Copy each line of the records that contains the word "Price".

# RECORDS FOR THIS TASK
--- START ---

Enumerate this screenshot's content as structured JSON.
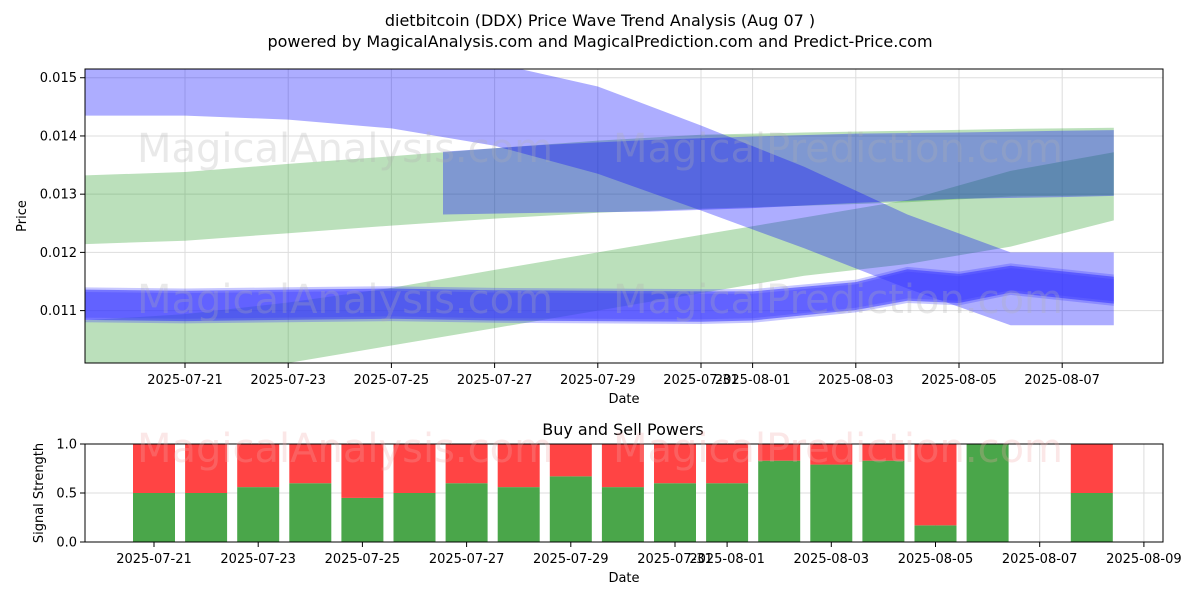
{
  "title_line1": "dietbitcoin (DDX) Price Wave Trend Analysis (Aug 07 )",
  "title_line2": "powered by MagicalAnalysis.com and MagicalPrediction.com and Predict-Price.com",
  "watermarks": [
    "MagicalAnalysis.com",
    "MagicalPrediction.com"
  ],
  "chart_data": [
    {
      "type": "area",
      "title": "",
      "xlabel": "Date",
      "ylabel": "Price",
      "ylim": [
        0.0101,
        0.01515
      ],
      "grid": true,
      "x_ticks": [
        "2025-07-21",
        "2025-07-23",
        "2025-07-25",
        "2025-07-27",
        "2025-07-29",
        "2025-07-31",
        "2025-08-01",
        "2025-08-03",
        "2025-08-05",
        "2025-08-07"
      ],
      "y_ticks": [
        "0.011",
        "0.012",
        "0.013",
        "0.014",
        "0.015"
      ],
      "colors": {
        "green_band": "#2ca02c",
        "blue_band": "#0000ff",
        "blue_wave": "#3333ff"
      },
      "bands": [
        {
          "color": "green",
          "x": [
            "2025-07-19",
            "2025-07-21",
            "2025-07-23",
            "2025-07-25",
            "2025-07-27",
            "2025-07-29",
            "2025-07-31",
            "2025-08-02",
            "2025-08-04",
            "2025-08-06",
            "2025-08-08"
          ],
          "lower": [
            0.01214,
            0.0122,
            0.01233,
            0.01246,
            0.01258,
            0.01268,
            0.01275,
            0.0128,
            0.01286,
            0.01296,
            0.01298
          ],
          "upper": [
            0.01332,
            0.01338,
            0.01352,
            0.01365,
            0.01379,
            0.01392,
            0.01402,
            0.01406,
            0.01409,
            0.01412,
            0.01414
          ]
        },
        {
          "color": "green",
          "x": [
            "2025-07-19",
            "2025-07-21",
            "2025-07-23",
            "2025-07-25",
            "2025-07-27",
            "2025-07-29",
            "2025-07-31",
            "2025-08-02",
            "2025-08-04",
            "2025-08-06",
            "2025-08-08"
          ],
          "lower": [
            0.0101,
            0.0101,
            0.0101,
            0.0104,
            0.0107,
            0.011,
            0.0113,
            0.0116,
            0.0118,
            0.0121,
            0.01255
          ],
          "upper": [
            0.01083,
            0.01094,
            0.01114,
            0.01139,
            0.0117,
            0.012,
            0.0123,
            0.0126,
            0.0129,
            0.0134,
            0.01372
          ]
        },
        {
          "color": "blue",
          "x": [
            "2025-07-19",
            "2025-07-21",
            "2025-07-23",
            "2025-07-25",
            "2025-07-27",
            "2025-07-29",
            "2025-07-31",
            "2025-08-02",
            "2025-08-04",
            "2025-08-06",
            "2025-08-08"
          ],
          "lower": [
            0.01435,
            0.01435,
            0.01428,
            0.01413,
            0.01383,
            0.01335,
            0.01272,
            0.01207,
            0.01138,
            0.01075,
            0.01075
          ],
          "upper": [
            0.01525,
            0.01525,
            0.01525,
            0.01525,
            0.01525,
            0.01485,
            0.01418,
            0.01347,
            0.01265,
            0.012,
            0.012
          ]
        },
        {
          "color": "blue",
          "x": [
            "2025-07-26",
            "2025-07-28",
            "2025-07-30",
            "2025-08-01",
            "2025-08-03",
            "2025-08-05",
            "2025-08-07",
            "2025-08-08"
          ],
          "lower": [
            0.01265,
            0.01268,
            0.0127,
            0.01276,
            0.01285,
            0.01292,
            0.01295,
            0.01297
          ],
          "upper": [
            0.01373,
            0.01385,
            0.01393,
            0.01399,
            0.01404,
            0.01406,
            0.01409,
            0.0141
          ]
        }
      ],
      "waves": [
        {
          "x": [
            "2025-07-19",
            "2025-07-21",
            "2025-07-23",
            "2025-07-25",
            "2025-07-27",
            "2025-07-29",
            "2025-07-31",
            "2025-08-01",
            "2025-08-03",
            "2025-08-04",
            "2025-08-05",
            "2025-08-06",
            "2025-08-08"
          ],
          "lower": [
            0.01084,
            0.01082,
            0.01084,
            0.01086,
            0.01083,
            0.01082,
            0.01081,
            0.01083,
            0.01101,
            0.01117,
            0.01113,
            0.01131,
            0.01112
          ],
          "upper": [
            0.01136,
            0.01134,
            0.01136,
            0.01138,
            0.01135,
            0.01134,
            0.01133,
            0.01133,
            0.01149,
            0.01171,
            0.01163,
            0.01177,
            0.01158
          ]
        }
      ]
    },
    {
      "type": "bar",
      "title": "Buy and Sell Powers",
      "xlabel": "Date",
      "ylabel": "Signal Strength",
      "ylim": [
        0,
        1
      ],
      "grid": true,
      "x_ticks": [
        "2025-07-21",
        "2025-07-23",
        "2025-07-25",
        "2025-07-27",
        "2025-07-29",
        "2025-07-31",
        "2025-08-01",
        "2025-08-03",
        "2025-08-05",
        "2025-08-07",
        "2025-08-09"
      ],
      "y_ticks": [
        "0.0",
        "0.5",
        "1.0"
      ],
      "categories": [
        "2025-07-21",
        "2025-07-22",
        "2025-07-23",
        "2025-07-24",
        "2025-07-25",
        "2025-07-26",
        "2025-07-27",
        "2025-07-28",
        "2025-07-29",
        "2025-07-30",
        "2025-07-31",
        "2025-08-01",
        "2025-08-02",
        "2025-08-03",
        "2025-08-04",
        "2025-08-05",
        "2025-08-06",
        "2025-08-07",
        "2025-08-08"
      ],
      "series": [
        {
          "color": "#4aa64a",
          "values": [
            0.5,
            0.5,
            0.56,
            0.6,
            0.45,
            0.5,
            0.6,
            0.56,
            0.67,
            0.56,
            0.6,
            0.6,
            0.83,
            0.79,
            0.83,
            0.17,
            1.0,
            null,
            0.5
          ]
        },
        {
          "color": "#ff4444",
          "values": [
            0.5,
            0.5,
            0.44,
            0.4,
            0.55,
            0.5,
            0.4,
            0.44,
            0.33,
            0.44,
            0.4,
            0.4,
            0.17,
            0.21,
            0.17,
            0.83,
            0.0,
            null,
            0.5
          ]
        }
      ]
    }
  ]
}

--- END ---

# CORRECT RESULT
  "title_line1": "dietbitcoin (DDX) Price Wave Trend Analysis (Aug 07 )",
  "title_line2": "powered by MagicalAnalysis.com and MagicalPrediction.com and Predict-Price.com",
      "ylabel": "Price",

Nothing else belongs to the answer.